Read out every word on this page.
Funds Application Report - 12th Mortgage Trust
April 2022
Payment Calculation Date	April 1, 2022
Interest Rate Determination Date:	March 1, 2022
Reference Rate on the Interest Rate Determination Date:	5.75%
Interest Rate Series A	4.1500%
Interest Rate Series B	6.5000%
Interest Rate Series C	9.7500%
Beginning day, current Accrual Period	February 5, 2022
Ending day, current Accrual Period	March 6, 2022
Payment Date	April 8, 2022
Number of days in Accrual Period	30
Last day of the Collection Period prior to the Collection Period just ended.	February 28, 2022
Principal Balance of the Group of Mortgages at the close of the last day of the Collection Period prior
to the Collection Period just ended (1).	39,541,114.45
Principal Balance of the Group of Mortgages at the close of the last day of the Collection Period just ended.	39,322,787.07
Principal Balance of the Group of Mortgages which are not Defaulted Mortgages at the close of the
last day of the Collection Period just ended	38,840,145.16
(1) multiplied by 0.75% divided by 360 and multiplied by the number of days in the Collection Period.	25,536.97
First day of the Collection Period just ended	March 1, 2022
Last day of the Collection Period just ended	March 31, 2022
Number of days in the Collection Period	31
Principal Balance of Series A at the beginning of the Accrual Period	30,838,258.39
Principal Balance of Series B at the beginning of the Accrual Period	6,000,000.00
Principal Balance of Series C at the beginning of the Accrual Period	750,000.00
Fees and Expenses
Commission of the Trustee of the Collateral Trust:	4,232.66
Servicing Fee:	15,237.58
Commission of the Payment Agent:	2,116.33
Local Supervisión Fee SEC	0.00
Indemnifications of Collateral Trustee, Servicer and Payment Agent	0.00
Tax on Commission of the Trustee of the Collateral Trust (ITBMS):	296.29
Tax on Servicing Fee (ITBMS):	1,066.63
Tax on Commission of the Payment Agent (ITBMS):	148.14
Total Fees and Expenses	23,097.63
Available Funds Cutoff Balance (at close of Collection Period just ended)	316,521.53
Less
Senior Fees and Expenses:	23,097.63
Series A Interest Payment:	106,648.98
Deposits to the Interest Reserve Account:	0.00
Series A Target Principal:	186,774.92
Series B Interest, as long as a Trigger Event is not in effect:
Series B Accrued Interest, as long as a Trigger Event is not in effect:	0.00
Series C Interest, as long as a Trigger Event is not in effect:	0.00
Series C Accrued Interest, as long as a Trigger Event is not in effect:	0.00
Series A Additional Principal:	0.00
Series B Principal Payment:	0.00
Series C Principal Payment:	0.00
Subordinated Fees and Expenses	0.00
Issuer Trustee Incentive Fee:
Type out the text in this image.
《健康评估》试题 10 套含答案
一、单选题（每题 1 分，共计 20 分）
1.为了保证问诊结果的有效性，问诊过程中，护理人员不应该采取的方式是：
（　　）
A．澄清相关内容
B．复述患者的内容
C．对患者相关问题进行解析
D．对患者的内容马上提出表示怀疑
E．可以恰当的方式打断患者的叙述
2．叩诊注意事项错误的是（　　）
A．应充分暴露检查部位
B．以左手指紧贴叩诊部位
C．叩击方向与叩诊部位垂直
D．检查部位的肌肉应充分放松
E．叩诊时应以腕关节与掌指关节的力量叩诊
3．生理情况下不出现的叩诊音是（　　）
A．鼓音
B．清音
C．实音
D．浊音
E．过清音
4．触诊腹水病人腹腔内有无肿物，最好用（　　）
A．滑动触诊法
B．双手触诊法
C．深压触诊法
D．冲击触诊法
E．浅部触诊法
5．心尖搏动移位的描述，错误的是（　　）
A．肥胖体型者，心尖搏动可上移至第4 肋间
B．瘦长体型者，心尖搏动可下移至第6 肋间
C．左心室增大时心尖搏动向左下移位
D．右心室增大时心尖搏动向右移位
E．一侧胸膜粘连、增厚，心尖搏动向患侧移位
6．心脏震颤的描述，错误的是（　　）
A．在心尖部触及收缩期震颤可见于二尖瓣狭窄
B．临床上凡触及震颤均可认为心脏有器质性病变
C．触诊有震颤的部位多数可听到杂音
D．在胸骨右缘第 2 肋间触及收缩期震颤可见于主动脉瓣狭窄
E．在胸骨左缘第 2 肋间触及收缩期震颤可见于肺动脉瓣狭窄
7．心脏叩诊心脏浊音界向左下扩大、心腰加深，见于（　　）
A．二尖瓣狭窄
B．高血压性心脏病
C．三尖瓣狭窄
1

▬▬▬▬▬▬▬▬▬▬

Stated goal:
Quote exactly and only the lines from the one holding "Type out the text in this image." through the end of the data.

Answer to the task:
Type out the text in this image.
《健康评估》试题 10 套含答案
一、单选题（每题 1 分，共计 20 分）
1.为了保证问诊结果的有效性，问诊过程中，护理人员不应该采取的方式是：
（　　）
A．澄清相关内容
B．复述患者的内容
C．对患者相关问题进行解析
D．对患者的内容马上提出表示怀疑
E．可以恰当的方式打断患者的叙述
2．叩诊注意事项错误的是（　　）
A．应充分暴露检查部位
B．以左手指紧贴叩诊部位
C．叩击方向与叩诊部位垂直
D．检查部位的肌肉应充分放松
E．叩诊时应以腕关节与掌指关节的力量叩诊
3．生理情况下不出现的叩诊音是（　　）
A．鼓音
B．清音
C．实音
D．浊音
E．过清音
4．触诊腹水病人腹腔内有无肿物，最好用（　　）
A．滑动触诊法
B．双手触诊法
C．深压触诊法
D．冲击触诊法
E．浅部触诊法
5．心尖搏动移位的描述，错误的是（　　）
A．肥胖体型者，心尖搏动可上移至第4 肋间
B．瘦长体型者，心尖搏动可下移至第6 肋间
C．左心室增大时心尖搏动向左下移位
D．右心室增大时心尖搏动向右移位
E．一侧胸膜粘连、增厚，心尖搏动向患侧移位
6．心脏震颤的描述，错误的是（　　）
A．在心尖部触及收缩期震颤可见于二尖瓣狭窄
B．临床上凡触及震颤均可认为心脏有器质性病变
C．触诊有震颤的部位多数可听到杂音
D．在胸骨右缘第 2 肋间触及收缩期震颤可见于主动脉瓣狭窄
E．在胸骨左缘第 2 肋间触及收缩期震颤可见于肺动脉瓣狭窄
7．心脏叩诊心脏浊音界向左下扩大、心腰加深，见于（　　）
A．二尖瓣狭窄
B．高血压性心脏病
C．三尖瓣狭窄
1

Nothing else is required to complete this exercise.